[Start]

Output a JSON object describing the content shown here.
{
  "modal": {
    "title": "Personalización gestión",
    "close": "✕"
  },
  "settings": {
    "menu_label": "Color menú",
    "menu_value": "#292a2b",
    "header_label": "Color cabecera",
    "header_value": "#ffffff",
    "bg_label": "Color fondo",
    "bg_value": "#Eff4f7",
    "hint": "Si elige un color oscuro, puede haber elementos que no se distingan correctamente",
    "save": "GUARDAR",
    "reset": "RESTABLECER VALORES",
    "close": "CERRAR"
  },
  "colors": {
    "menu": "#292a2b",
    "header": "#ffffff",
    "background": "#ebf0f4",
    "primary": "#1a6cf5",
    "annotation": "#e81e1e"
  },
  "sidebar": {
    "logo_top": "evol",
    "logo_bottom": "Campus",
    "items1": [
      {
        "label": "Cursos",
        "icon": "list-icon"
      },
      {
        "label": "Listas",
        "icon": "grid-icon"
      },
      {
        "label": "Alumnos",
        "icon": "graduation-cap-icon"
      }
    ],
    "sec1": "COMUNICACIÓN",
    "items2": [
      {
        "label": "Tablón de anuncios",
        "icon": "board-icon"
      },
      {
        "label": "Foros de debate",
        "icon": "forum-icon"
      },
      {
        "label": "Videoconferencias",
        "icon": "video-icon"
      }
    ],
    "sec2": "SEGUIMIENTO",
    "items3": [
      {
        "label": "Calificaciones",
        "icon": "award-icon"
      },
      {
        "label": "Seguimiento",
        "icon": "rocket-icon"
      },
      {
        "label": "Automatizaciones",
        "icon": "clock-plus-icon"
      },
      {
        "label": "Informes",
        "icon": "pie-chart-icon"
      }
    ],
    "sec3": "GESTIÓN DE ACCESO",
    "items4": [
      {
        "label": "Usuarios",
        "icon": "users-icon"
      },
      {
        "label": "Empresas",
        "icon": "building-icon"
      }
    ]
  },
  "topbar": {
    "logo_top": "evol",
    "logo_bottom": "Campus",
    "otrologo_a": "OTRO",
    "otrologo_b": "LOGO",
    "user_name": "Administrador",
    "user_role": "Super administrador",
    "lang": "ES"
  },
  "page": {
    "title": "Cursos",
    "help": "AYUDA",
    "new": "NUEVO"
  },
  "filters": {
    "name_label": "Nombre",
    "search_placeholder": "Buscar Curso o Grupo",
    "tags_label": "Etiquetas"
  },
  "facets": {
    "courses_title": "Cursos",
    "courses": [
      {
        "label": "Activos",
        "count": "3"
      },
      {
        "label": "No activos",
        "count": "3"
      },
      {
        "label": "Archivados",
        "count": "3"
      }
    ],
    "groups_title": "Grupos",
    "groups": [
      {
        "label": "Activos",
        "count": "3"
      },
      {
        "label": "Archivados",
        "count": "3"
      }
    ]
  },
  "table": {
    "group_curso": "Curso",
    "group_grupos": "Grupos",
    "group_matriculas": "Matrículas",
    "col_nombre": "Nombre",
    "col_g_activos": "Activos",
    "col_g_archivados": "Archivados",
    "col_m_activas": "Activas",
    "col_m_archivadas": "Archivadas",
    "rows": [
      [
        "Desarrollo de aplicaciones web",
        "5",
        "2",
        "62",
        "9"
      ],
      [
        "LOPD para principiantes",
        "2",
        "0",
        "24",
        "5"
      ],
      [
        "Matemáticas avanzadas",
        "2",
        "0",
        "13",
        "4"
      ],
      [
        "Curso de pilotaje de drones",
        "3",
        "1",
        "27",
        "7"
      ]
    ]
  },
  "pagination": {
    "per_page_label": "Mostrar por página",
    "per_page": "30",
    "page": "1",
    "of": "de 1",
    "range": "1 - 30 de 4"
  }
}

[End]

Work to be completed » Search the entries for the string "icon" and collect each line that has it.

Task solution »
        "icon": "list-icon"
        "icon": "grid-icon"
        "icon": "graduation-cap-icon"
        "icon": "board-icon"
        "icon": "forum-icon"
        "icon": "video-icon"
        "icon": "award-icon"
        "icon": "rocket-icon"
        "icon": "clock-plus-icon"
        "icon": "pie-chart-icon"
        "icon": "users-icon"
        "icon": "building-icon"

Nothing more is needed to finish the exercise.